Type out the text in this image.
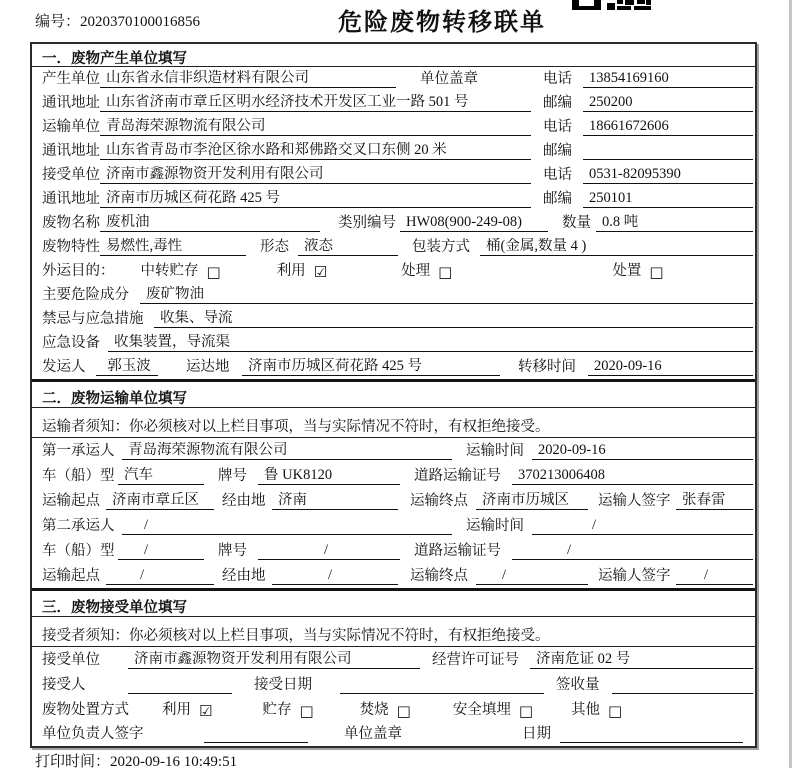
编号：2020370100016856	危险废物转移联单
一．废物产生单位填写
产生单位 山东省永信非织造材料有限公司	单位盖章	电话	13854169160
通讯地址 山东省济南市章丘区明水经济技术开发区工业一路 501 号	邮编	250200
运输单位 青岛海荣源物流有限公司	电话	18661672606
通讯地址 山东省青岛市李沧区徐水路和郑佛路交叉口东侧 20 米	邮编
接受单位 济南市鑫源物资开发利用有限公司	电话	0531-82095390
通讯地址 济南市历城区荷花路 425 号	邮编	250101
废物名称 废机油	类别编号 HW08(900-249-08)	数量 0.8 吨
废物特性 易燃性,毒性	形态	液态	包装方式	桶(金属,数量 4 )
外运目的： 中转贮存 □	利用 ☑	处理 □	处置 □
主要危险成分	废矿物油
禁忌与应急措施	收集、导流
应急设备 收集装置，导流渠
发运人	郭玉波	运达地	济南市历城区荷花路 425 号	转移时间	2020-09-16
二．废物运输单位填写
运输者须知：你必须核对以上栏目事项，当与实际情况不符时，有权拒绝接受。
第一承运人 青岛海荣源物流有限公司	运输时间 2020-09-16
车（船）型 汽车	牌号	鲁 UK8120	道路运输证号	370213006408
运输起点 济南市章丘区	经由地 济南	运输终点 济南市历城区	运输人签字 张春雷
第二承运人	/	运输时间	/
车（船）型	/	牌号	/	道路运输证号	/
运输起点	/	经由地	/	运输终点	/	运输人签字	/
三．废物接受单位填写
接受者须知：你必须核对以上栏目事项，当与实际情况不符时，有权拒绝接受。
接受单位	济南市鑫源物资开发利用有限公司	经营许可证号	济南危证 02 号
接受人	接受日期	签收量
废物处置方式 利用 ☑	贮存 □	焚烧 □	安全填埋 □	其他 □
单位负责人签字	单位盖章	日期
打印时间：2020-09-16 10:49:51
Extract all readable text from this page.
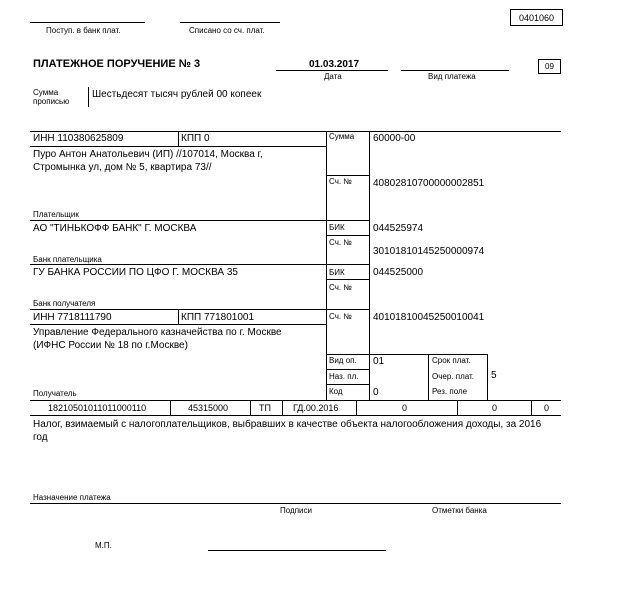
0401060
Поступ. в банк плат.	Списано со сч. плат.
ПЛАТЕЖНОЕ ПОРУЧЕНИЕ № 3	01.03.2017
Дата	Вид платежа
09
Сумма
прописью
Шестьдесят тысяч рублей 00 копеек
ИНН 110380625809	КПП 0
Пуро Антон Анатольевич (ИП) //107014, Москва г,
Стромынка ул, дом № 5, квартира 73//
Плательщик
Сумма 60000-00
Сч. № 40802810700000002851
АО "ТИНЬКОФФ БАНК" Г. МОСКВА
Банк плательщика
БИК	044525974
Сч. №
30101810145250000974
ГУ БАНКА РОССИИ ПО ЦФО Г. МОСКВА 35
Банк получателя
БИК	044525000
Сч. №
ИНН 7718111790	КПП 771801001	Сч. № 40101810045250010041
Управление Федерального казначейства по г. Москве
(ИФНС России № 18 по г.Москве)
Получатель
Вид оп. 01	Срок плат.
Наз. пл.	Очер. плат. 5
Код	0	Рез. поле
18210501011011000110	45315000	ТП ГД.00.2016	0	0	0
Налог, взимаемый с налогоплательщиков, выбравших в качестве объекта налогообложения доходы, за 2016
год
Назначение платежа
Подписи	Отметки банка
М.П.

◆ Work to be completed: Quote everything in the listing above exactly; pictures are the only thing to omit.

◆ Reply to the exercise:
Type out the text in this image.
编号：2020370100016856	危险废物转移联单
一．废物产生单位填写
产生单位 山东省永信非织造材料有限公司	单位盖章	电话	13854169160
通讯地址 山东省济南市章丘区明水经济技术开发区工业一路 501 号	邮编	250200
运输单位 青岛海荣源物流有限公司	电话	18661672606
通讯地址 山东省青岛市李沧区徐水路和郑佛路交叉口东侧 20 米	邮编
接受单位 济南市鑫源物资开发利用有限公司	电话	0531-82095390
通讯地址 济南市历城区荷花路 425 号	邮编	250101
废物名称 废机油	类别编号 HW08(900-249-08)	数量 0.8 吨
废物特性 易燃性,毒性	形态	液态	包装方式	桶(金属,数量 4 )
外运目的： 中转贮存 □	利用 ☑	处理 □	处置 □
主要危险成分	废矿物油
禁忌与应急措施	收集、导流
应急设备 收集装置，导流渠
发运人	郭玉波	运达地	济南市历城区荷花路 425 号	转移时间	2020-09-16
二．废物运输单位填写
运输者须知：你必须核对以上栏目事项，当与实际情况不符时，有权拒绝接受。
第一承运人 青岛海荣源物流有限公司	运输时间 2020-09-16
车（船）型 汽车	牌号	鲁 UK8120	道路运输证号	370213006408
运输起点 济南市章丘区	经由地 济南	运输终点 济南市历城区	运输人签字 张春雷
第二承运人	/	运输时间	/
车（船）型	/	牌号	/	道路运输证号	/
运输起点	/	经由地	/	运输终点	/	运输人签字	/
三．废物接受单位填写
接受者须知：你必须核对以上栏目事项，当与实际情况不符时，有权拒绝接受。
接受单位	济南市鑫源物资开发利用有限公司	经营许可证号	济南危证 02 号
接受人	接受日期	签收量
废物处置方式 利用 ☑	贮存 □	焚烧 □	安全填埋 □	其他 □
单位负责人签字	单位盖章	日期
打印时间：2020-09-16 10:49:51
Extract all readable text from this page.
0401060
Поступ. в банк плат.	Списано со сч. плат.
ПЛАТЕЖНОЕ ПОРУЧЕНИЕ № 3	01.03.2017
Дата	Вид платежа
09
Сумма
прописью
Шестьдесят тысяч рублей 00 копеек
ИНН 110380625809	КПП 0
Пуро Антон Анатольевич (ИП) //107014, Москва г,
Стромынка ул, дом № 5, квартира 73//
Плательщик
Сумма 60000-00
Сч. № 40802810700000002851
АО "ТИНЬКОФФ БАНК" Г. МОСКВА
Банк плательщика
БИК	044525974
Сч. №
30101810145250000974
ГУ БАНКА РОССИИ ПО ЦФО Г. МОСКВА 35
Банк получателя
БИК	044525000
Сч. №
ИНН 7718111790	КПП 771801001	Сч. № 40101810045250010041
Управление Федерального казначейства по г. Москве
(ИФНС России № 18 по г.Москве)
Получатель
Вид оп. 01	Срок плат.
Наз. пл.	Очер. плат. 5
Код	0	Рез. поле
18210501011011000110	45315000	ТП ГД.00.2016	0	0	0
Налог, взимаемый с налогоплательщиков, выбравших в качестве объекта налогообложения доходы, за 2016
год
Назначение платежа
Подписи	Отметки банка
М.П.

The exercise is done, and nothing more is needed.